(begin)

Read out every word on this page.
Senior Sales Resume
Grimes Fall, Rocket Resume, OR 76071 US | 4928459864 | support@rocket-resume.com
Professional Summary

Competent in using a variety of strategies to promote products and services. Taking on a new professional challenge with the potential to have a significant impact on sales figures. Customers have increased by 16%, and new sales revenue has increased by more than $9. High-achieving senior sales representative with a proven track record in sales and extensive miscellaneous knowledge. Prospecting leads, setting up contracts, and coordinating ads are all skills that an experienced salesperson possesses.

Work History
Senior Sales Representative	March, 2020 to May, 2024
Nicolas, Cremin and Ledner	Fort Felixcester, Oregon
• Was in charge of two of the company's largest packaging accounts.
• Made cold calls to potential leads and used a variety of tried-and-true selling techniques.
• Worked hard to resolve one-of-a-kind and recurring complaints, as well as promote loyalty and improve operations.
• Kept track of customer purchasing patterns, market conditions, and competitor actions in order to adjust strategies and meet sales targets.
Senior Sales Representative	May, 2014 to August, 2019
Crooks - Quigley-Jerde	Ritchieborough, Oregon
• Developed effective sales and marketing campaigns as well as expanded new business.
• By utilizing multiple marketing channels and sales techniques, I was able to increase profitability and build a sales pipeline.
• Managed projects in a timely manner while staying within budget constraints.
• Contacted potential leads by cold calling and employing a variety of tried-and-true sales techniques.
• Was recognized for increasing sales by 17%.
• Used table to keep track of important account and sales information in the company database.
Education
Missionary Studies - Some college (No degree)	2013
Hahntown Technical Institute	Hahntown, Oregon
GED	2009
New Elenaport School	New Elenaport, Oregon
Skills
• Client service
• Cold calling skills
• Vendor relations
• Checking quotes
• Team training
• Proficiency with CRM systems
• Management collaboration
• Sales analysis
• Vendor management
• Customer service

(end)

OBJECTIVE
Every entry needs to be retyped exactly.

OUTPUT BELOW
Read out every word on this page.
Senior Sales Resume
Grimes Fall, Rocket Resume, OR 76071 US | 4928459864 | support@rocket-resume.com
Professional Summary

Competent in using a variety of strategies to promote products and services. Taking on a new professional challenge with the potential to have a significant impact on sales figures. Customers have increased by 16%, and new sales revenue has increased by more than $9. High-achieving senior sales representative with a proven track record in sales and extensive miscellaneous knowledge. Prospecting leads, setting up contracts, and coordinating ads are all skills that an experienced salesperson possesses.

Work History
Senior Sales Representative	March, 2020 to May, 2024
Nicolas, Cremin and Ledner	Fort Felixcester, Oregon
• Was in charge of two of the company's largest packaging accounts.
• Made cold calls to potential leads and used a variety of tried-and-true selling techniques.
• Worked hard to resolve one-of-a-kind and recurring complaints, as well as promote loyalty and improve operations.
• Kept track of customer purchasing patterns, market conditions, and competitor actions in order to adjust strategies and meet sales targets.
Senior Sales Representative	May, 2014 to August, 2019
Crooks - Quigley-Jerde	Ritchieborough, Oregon
• Developed effective sales and marketing campaigns as well as expanded new business.
• By utilizing multiple marketing channels and sales techniques, I was able to increase profitability and build a sales pipeline.
• Managed projects in a timely manner while staying within budget constraints.
• Contacted potential leads by cold calling and employing a variety of tried-and-true sales techniques.
• Was recognized for increasing sales by 17%.
• Used table to keep track of important account and sales information in the company database.
Education
Missionary Studies - Some college (No degree)	2013
Hahntown Technical Institute	Hahntown, Oregon
GED	2009
New Elenaport School	New Elenaport, Oregon
Skills
• Client service
• Cold calling skills
• Vendor relations
• Checking quotes
• Team training
• Proficiency with CRM systems
• Management collaboration
• Sales analysis
• Vendor management
• Customer service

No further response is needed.